Material for this task —

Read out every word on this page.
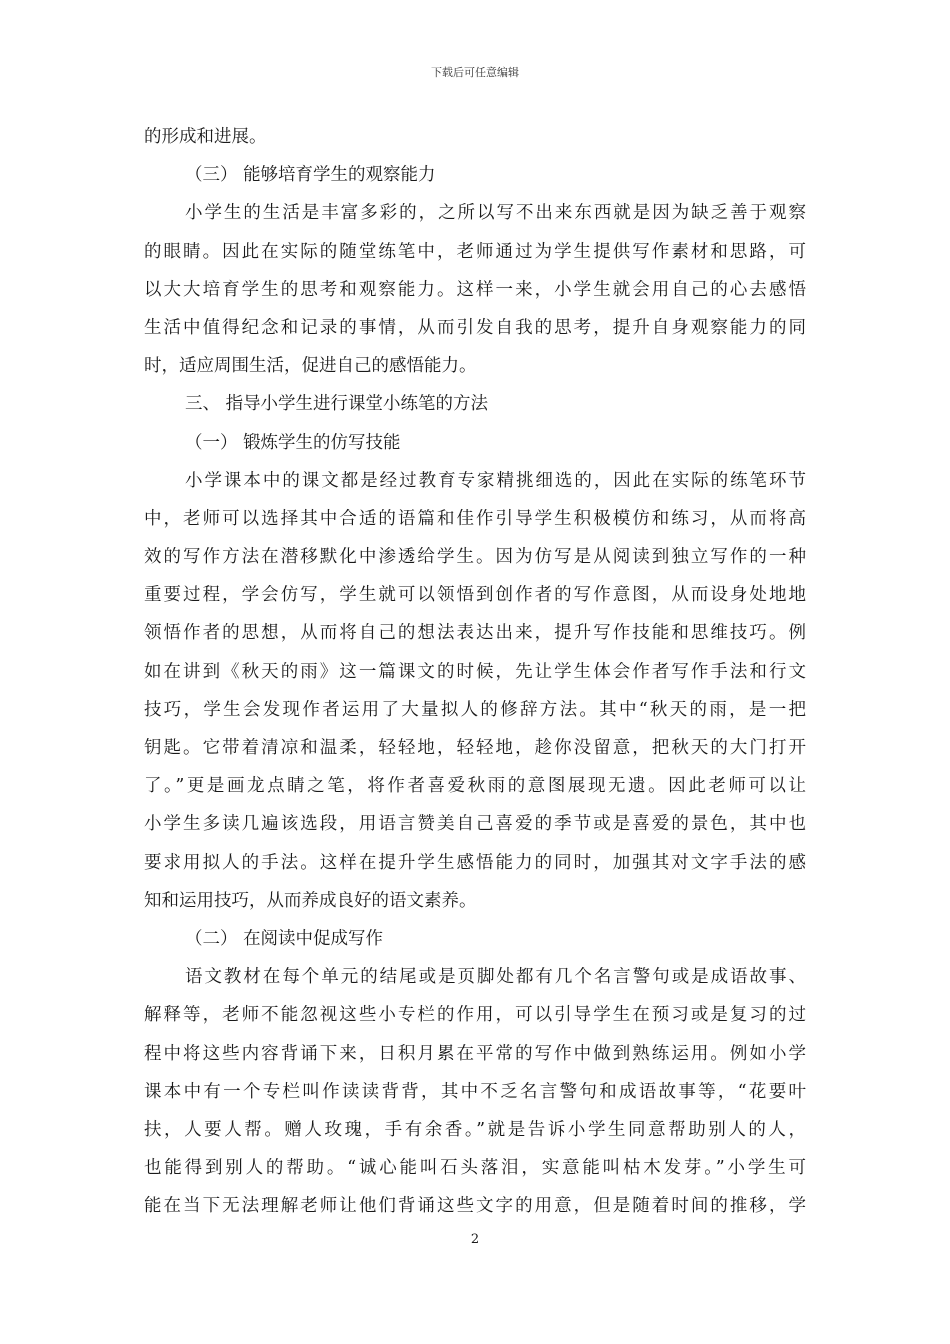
下载后可任意编辑
的形成和进展。
（三） 能够培育学生的观察能力
小学生的生活是丰富多彩的，之所以写不出来东西就是因为缺乏善于观察
的眼睛。因此在实际的随堂练笔中，老师通过为学生提供写作素材和思路，可
以大大培育学生的思考和观察能力。这样一来，小学生就会用自己的心去感悟
生活中值得纪念和记录的事情，从而引发自我的思考，提升自身观察能力的同
时，适应周围生活，促进自己的感悟能力。
三、 指导小学生进行课堂小练笔的方法
（一） 锻炼学生的仿写技能
小学课本中的课文都是经过教育专家精挑细选的，因此在实际的练笔环节
中，老师可以选择其中合适的语篇和佳作引导学生积极模仿和练习，从而将高
效的写作方法在潜移默化中渗透给学生。因为仿写是从阅读到独立写作的一种
重要过程，学会仿写，学生就可以领悟到创作者的写作意图，从而设身处地地
领悟作者的思想，从而将自己的想法表达出来，提升写作技能和思维技巧。例
如在讲到《秋天的雨》这一篇课文的时候，先让学生体会作者写作手法和行文
技巧，学生会发现作者运用了大量拟人的修辞方法。其中“秋天的雨，是一把
钥匙。它带着清凉和温柔，轻轻地，轻轻地，趁你没留意，把秋天的大门打开
了。”更是画龙点睛之笔，将作者喜爱秋雨的意图展现无遗。因此老师可以让
小学生多读几遍该选段，用语言赞美自己喜爱的季节或是喜爱的景色，其中也
要求用拟人的手法。这样在提升学生感悟能力的同时，加强其对文字手法的感
知和运用技巧，从而养成良好的语文素养。
（二） 在阅读中促成写作
语文教材在每个单元的结尾或是页脚处都有几个名言警句或是成语故事、
解释等，老师不能忽视这些小专栏的作用，可以引导学生在预习或是复习的过
程中将这些内容背诵下来，日积月累在平常的写作中做到熟练运用。例如小学
课本中有一个专栏叫作读读背背，其中不乏名言警句和成语故事等，“花要叶
扶，人要人帮。赠人玫瑰，手有余香。”就是告诉小学生同意帮助别人的人，
也能得到别人的帮助。“诚心能叫石头落泪，实意能叫枯木发芽。”小学生可
能在当下无法理解老师让他们背诵这些文字的用意，但是随着时间的推移，学
2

Problem statement — Collect the lines that hold "秋天的雨".

Correct result —
如在讲到《秋天的雨》这一篇课文的时候，先让学生体会作者写作手法和行文
技巧，学生会发现作者运用了大量拟人的修辞方法。其中“秋天的雨，是一把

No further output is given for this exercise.